(TASK DETAILS): Lines that contain the string "Float" are to be copied; leave out all others.

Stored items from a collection
## Begin
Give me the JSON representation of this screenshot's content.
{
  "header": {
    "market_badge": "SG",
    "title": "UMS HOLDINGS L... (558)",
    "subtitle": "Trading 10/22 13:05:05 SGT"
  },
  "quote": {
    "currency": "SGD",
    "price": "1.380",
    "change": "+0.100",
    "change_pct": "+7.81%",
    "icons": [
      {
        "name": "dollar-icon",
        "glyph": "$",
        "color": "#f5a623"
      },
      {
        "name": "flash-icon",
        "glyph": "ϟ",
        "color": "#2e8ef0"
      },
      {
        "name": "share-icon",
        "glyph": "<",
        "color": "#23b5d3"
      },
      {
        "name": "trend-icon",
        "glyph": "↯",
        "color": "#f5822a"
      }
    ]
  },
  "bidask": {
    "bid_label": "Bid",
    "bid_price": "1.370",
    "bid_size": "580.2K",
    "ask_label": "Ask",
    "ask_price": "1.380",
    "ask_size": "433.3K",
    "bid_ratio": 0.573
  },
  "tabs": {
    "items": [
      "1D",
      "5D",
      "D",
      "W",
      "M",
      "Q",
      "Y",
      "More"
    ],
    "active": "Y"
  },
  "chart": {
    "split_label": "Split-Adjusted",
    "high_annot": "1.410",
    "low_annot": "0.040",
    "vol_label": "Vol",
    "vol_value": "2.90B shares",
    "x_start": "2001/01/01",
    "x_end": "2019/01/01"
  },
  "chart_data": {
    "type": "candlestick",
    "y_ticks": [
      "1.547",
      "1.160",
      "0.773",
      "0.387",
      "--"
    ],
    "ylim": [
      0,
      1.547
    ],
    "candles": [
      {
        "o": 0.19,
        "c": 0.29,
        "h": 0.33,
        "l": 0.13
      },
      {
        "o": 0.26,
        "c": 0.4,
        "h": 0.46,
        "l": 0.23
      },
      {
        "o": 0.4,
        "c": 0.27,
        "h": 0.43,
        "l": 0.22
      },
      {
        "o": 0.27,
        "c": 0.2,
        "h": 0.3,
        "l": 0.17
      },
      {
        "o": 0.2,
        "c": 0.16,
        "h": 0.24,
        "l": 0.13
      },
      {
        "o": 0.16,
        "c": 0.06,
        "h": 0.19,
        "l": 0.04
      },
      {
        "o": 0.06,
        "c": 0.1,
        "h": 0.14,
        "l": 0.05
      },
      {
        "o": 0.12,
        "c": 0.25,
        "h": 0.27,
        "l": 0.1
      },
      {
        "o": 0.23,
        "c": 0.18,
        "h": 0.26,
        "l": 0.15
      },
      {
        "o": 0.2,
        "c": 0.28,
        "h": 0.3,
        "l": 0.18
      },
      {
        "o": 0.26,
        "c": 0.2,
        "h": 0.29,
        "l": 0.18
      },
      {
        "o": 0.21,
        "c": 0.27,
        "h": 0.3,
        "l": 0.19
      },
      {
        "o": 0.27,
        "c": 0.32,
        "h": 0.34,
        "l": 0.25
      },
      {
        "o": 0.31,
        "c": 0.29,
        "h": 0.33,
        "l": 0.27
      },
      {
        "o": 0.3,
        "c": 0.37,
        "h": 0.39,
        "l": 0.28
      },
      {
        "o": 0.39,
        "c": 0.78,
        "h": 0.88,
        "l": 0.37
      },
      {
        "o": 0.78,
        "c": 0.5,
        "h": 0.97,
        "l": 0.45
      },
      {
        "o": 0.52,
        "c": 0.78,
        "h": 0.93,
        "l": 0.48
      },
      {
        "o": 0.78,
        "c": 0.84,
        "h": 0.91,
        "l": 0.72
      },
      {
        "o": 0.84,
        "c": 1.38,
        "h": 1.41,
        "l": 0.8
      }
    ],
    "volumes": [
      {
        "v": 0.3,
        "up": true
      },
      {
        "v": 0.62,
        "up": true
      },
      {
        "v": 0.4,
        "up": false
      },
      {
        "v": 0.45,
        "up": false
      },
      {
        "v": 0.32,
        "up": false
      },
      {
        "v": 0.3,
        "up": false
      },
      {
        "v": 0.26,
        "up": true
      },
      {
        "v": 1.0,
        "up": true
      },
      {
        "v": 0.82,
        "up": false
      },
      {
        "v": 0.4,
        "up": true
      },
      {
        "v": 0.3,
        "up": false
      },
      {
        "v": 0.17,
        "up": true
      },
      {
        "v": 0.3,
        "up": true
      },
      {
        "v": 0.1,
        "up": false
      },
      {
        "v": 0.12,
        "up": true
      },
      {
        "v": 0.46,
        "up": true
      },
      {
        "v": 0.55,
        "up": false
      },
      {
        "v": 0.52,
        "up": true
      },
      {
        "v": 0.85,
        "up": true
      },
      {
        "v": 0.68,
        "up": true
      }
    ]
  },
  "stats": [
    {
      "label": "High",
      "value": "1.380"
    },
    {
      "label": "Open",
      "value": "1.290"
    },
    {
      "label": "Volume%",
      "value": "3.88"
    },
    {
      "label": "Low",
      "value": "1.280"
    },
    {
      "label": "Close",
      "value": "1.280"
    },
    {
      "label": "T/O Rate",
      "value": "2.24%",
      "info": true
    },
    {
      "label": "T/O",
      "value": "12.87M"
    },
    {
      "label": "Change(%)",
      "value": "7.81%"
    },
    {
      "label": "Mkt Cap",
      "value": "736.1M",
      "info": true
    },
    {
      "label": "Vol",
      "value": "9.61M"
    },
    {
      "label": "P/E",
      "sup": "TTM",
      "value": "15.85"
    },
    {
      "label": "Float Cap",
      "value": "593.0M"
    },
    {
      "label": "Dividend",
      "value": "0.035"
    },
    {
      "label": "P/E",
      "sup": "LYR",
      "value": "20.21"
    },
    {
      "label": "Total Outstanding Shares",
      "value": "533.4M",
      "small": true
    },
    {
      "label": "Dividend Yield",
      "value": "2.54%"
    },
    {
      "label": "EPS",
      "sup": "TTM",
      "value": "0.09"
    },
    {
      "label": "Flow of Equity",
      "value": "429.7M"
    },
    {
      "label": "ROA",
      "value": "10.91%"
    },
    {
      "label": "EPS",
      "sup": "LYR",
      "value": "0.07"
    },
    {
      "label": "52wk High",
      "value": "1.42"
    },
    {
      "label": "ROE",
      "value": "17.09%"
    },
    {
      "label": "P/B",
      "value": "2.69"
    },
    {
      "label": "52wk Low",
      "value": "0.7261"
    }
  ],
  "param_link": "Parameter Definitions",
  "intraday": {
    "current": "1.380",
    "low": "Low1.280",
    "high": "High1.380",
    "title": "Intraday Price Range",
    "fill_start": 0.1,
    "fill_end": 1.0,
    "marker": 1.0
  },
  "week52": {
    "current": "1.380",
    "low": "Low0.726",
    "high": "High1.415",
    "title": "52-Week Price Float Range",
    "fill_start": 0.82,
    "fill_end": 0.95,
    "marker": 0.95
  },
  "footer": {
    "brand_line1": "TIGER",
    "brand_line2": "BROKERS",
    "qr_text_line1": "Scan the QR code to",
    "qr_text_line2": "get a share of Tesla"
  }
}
## End
(RESPONSE TO THE TASK):
      "label": "Float Cap",
    "title": "52-Week Price Float Range",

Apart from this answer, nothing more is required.